▶ **EXERCISE GOAL**
For the entries below, how many lines include the word "disagree"? Give the figure and nothing more.

○ ○ ○ ○ ○

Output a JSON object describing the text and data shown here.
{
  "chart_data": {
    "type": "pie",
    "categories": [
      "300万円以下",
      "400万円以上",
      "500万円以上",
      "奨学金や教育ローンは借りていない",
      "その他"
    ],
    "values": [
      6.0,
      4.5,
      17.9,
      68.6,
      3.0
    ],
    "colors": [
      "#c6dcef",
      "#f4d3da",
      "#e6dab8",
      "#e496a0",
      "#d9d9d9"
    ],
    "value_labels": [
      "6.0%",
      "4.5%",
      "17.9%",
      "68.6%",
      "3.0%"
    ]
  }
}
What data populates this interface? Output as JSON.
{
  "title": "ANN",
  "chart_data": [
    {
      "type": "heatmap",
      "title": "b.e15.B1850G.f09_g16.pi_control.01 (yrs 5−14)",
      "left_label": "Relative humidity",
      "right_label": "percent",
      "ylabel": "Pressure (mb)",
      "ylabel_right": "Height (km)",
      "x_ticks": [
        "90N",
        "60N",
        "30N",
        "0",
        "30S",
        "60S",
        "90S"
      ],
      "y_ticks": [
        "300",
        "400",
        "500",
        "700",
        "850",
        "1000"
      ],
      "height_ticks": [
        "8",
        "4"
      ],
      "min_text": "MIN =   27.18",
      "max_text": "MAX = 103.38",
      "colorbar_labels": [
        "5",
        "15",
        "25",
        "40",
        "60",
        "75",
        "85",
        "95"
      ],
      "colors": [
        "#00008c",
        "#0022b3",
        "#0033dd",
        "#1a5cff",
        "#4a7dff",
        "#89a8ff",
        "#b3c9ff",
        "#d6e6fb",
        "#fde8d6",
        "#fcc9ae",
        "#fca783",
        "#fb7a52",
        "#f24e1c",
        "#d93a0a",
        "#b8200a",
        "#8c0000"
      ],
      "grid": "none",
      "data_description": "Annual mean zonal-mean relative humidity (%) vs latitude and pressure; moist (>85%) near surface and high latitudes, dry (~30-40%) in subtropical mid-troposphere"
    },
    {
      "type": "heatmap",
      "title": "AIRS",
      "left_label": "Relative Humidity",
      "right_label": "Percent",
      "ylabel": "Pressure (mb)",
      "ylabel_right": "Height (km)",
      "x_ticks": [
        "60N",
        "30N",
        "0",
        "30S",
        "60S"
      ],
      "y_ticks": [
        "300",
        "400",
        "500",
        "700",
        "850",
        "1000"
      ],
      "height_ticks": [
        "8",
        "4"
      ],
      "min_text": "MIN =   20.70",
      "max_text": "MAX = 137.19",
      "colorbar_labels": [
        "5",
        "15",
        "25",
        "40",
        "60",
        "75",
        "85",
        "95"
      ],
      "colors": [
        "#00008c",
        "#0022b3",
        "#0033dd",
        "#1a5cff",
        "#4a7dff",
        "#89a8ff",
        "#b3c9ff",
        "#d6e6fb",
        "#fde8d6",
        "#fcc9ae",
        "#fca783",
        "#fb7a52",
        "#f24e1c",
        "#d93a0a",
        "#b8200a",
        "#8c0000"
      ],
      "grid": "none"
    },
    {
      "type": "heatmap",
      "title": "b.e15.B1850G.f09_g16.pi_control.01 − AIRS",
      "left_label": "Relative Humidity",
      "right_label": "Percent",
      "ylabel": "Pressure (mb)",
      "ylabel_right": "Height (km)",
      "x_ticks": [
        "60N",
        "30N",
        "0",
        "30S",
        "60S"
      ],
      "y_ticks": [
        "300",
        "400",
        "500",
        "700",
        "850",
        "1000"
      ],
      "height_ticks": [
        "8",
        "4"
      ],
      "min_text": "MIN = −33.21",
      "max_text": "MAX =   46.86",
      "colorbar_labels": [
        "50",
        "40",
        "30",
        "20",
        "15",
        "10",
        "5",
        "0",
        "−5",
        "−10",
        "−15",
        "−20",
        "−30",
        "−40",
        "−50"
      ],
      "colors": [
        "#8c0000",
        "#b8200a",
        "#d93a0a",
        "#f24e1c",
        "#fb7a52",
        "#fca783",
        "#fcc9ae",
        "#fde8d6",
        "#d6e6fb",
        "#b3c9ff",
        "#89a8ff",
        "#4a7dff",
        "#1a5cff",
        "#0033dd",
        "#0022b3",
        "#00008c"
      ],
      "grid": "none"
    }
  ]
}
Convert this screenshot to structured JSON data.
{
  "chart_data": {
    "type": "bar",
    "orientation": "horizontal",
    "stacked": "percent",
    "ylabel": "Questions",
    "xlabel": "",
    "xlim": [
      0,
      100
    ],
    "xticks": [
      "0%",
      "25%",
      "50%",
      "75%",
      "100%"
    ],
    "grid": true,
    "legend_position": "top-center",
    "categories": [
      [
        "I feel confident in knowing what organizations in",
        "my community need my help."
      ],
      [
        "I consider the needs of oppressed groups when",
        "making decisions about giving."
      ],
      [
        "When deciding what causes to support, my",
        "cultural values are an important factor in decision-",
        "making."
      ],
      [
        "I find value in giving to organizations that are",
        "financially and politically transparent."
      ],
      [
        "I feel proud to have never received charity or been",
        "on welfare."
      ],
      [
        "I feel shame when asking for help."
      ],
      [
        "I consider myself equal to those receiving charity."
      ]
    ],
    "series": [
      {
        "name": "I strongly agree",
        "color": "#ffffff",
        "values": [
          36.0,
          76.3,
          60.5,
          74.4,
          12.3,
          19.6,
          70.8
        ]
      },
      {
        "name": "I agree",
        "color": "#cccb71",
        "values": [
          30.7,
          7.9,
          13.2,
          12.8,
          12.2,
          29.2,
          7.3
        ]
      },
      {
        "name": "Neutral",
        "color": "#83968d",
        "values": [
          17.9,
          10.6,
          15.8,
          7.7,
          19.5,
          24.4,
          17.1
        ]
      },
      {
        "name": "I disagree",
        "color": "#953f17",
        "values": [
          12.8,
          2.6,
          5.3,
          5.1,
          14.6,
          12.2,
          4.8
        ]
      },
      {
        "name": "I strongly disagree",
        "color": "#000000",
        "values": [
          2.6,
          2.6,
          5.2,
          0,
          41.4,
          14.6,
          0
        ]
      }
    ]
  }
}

○ ○ ○ ○ ○

▶ **EXERCISE RESPONSE**
2